EXTRACTED ENTRIES –
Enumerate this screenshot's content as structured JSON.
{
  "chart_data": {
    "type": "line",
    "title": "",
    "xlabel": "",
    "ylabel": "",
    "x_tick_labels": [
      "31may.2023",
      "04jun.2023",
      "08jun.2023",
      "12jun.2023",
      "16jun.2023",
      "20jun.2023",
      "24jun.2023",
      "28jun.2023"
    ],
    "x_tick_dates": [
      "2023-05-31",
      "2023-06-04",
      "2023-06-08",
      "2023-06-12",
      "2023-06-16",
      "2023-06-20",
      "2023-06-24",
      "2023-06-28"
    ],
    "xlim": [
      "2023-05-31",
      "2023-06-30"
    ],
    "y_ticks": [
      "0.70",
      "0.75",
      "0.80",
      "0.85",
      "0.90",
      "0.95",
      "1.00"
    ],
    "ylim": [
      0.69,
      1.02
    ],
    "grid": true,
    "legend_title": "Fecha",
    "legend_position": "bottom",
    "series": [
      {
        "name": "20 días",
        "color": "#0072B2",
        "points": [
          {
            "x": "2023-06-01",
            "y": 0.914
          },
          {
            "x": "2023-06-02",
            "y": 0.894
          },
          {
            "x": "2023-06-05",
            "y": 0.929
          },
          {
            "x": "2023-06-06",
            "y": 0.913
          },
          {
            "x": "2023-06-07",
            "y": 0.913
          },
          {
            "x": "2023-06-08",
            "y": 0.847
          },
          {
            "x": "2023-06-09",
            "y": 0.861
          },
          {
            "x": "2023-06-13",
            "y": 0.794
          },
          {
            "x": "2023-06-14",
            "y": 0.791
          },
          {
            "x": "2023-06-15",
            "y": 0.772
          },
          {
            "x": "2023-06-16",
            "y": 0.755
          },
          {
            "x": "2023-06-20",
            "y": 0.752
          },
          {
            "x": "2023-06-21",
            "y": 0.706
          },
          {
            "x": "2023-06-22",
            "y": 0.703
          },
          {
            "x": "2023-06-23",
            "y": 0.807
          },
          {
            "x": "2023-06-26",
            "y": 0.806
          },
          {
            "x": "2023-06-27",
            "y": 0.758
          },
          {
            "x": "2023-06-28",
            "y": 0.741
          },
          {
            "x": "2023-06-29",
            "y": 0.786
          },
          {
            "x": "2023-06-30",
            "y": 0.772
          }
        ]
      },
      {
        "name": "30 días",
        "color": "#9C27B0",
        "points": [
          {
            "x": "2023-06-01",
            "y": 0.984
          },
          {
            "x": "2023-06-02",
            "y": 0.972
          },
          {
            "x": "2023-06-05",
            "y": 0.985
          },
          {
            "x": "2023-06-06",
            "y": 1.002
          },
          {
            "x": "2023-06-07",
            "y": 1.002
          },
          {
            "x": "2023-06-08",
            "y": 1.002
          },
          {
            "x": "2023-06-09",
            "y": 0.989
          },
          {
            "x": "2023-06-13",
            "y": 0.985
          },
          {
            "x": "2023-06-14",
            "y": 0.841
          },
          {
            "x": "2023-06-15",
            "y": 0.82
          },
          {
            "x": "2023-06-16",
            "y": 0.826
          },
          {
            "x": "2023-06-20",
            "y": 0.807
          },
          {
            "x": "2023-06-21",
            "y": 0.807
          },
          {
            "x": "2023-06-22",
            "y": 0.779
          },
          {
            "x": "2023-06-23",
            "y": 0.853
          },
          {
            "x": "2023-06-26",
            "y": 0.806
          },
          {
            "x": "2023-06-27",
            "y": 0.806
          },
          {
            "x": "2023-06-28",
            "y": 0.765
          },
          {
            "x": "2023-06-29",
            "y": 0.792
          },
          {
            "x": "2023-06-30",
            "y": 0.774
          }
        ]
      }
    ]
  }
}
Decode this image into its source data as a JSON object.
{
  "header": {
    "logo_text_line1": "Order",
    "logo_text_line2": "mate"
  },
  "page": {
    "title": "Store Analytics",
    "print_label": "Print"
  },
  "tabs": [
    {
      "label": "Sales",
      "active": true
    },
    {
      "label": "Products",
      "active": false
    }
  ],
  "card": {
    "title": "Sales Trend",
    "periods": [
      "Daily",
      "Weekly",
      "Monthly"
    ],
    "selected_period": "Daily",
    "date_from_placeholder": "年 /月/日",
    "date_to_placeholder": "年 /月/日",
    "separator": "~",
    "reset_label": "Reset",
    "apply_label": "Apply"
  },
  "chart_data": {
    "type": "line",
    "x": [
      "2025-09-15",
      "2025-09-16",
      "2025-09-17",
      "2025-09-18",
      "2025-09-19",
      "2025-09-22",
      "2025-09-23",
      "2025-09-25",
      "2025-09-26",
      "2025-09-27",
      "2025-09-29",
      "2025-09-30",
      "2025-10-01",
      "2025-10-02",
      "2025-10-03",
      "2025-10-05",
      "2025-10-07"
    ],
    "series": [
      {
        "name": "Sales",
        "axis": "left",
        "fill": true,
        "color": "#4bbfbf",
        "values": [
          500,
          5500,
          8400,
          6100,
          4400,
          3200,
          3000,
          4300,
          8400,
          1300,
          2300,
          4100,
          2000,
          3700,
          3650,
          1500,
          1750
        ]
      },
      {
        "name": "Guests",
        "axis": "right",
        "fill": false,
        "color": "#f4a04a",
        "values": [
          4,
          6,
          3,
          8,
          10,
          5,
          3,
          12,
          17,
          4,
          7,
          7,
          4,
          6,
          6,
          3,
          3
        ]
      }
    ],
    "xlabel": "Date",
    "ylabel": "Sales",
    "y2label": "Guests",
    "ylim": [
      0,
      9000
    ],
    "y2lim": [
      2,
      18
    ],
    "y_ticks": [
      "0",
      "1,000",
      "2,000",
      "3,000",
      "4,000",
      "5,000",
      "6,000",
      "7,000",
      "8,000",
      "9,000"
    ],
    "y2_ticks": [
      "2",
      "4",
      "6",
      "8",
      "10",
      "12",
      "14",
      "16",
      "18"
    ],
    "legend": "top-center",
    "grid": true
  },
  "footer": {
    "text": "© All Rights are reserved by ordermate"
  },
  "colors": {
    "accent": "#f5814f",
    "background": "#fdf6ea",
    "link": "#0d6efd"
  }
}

PROBLEM DESCRIPTION – Exact output of every entry is required.

EXERCISE ANSWER –
Enumerate this screenshot's content as structured JSON.
{
  "chart_data": {
    "type": "line",
    "title": "",
    "xlabel": "",
    "ylabel": "",
    "x_tick_labels": [
      "31may.2023",
      "04jun.2023",
      "08jun.2023",
      "12jun.2023",
      "16jun.2023",
      "20jun.2023",
      "24jun.2023",
      "28jun.2023"
    ],
    "x_tick_dates": [
      "2023-05-31",
      "2023-06-04",
      "2023-06-08",
      "2023-06-12",
      "2023-06-16",
      "2023-06-20",
      "2023-06-24",
      "2023-06-28"
    ],
    "xlim": [
      "2023-05-31",
      "2023-06-30"
    ],
    "y_ticks": [
      "0.70",
      "0.75",
      "0.80",
      "0.85",
      "0.90",
      "0.95",
      "1.00"
    ],
    "ylim": [
      0.69,
      1.02
    ],
    "grid": true,
    "legend_title": "Fecha",
    "legend_position": "bottom",
    "series": [
      {
        "name": "20 días",
        "color": "#0072B2",
        "points": [
          {
            "x": "2023-06-01",
            "y": 0.914
          },
          {
            "x": "2023-06-02",
            "y": 0.894
          },
          {
            "x": "2023-06-05",
            "y": 0.929
          },
          {
            "x": "2023-06-06",
            "y": 0.913
          },
          {
            "x": "2023-06-07",
            "y": 0.913
          },
          {
            "x": "2023-06-08",
            "y": 0.847
          },
          {
            "x": "2023-06-09",
            "y": 0.861
          },
          {
            "x": "2023-06-13",
            "y": 0.794
          },
          {
            "x": "2023-06-14",
            "y": 0.791
          },
          {
            "x": "2023-06-15",
            "y": 0.772
          },
          {
            "x": "2023-06-16",
            "y": 0.755
          },
          {
            "x": "2023-06-20",
            "y": 0.752
          },
          {
            "x": "2023-06-21",
            "y": 0.706
          },
          {
            "x": "2023-06-22",
            "y": 0.703
          },
          {
            "x": "2023-06-23",
            "y": 0.807
          },
          {
            "x": "2023-06-26",
            "y": 0.806
          },
          {
            "x": "2023-06-27",
            "y": 0.758
          },
          {
            "x": "2023-06-28",
            "y": 0.741
          },
          {
            "x": "2023-06-29",
            "y": 0.786
          },
          {
            "x": "2023-06-30",
            "y": 0.772
          }
        ]
      },
      {
        "name": "30 días",
        "color": "#9C27B0",
        "points": [
          {
            "x": "2023-06-01",
            "y": 0.984
          },
          {
            "x": "2023-06-02",
            "y": 0.972
          },
          {
            "x": "2023-06-05",
            "y": 0.985
          },
          {
            "x": "2023-06-06",
            "y": 1.002
          },
          {
            "x": "2023-06-07",
            "y": 1.002
          },
          {
            "x": "2023-06-08",
            "y": 1.002
          },
          {
            "x": "2023-06-09",
            "y": 0.989
          },
          {
            "x": "2023-06-13",
            "y": 0.985
          },
          {
            "x": "2023-06-14",
            "y": 0.841
          },
          {
            "x": "2023-06-15",
            "y": 0.82
          },
          {
            "x": "2023-06-16",
            "y": 0.826
          },
          {
            "x": "2023-06-20",
            "y": 0.807
          },
          {
            "x": "2023-06-21",
            "y": 0.807
          },
          {
            "x": "2023-06-22",
            "y": 0.779
          },
          {
            "x": "2023-06-23",
            "y": 0.853
          },
          {
            "x": "2023-06-26",
            "y": 0.806
          },
          {
            "x": "2023-06-27",
            "y": 0.806
          },
          {
            "x": "2023-06-28",
            "y": 0.765
          },
          {
            "x": "2023-06-29",
            "y": 0.792
          },
          {
            "x": "2023-06-30",
            "y": 0.774
          }
        ]
      }
    ]
  }
}
Decode this image into its source data as a JSON object.
{
  "header": {
    "logo_text_line1": "Order",
    "logo_text_line2": "mate"
  },
  "page": {
    "title": "Store Analytics",
    "print_label": "Print"
  },
  "tabs": [
    {
      "label": "Sales",
      "active": true
    },
    {
      "label": "Products",
      "active": false
    }
  ],
  "card": {
    "title": "Sales Trend",
    "periods": [
      "Daily",
      "Weekly",
      "Monthly"
    ],
    "selected_period": "Daily",
    "date_from_placeholder": "年 /月/日",
    "date_to_placeholder": "年 /月/日",
    "separator": "~",
    "reset_label": "Reset",
    "apply_label": "Apply"
  },
  "chart_data": {
    "type": "line",
    "x": [
      "2025-09-15",
      "2025-09-16",
      "2025-09-17",
      "2025-09-18",
      "2025-09-19",
      "2025-09-22",
      "2025-09-23",
      "2025-09-25",
      "2025-09-26",
      "2025-09-27",
      "2025-09-29",
      "2025-09-30",
      "2025-10-01",
      "2025-10-02",
      "2025-10-03",
      "2025-10-05",
      "2025-10-07"
    ],
    "series": [
      {
        "name": "Sales",
        "axis": "left",
        "fill": true,
        "color": "#4bbfbf",
        "values": [
          500,
          5500,
          8400,
          6100,
          4400,
          3200,
          3000,
          4300,
          8400,
          1300,
          2300,
          4100,
          2000,
          3700,
          3650,
          1500,
          1750
        ]
      },
      {
        "name": "Guests",
        "axis": "right",
        "fill": false,
        "color": "#f4a04a",
        "values": [
          4,
          6,
          3,
          8,
          10,
          5,
          3,
          12,
          17,
          4,
          7,
          7,
          4,
          6,
          6,
          3,
          3
        ]
      }
    ],
    "xlabel": "Date",
    "ylabel": "Sales",
    "y2label": "Guests",
    "ylim": [
      0,
      9000
    ],
    "y2lim": [
      2,
      18
    ],
    "y_ticks": [
      "0",
      "1,000",
      "2,000",
      "3,000",
      "4,000",
      "5,000",
      "6,000",
      "7,000",
      "8,000",
      "9,000"
    ],
    "y2_ticks": [
      "2",
      "4",
      "6",
      "8",
      "10",
      "12",
      "14",
      "16",
      "18"
    ],
    "legend": "top-center",
    "grid": true
  },
  "footer": {
    "text": "© All Rights are reserved by ordermate"
  },
  "colors": {
    "accent": "#f5814f",
    "background": "#fdf6ea",
    "link": "#0d6efd"
  }
}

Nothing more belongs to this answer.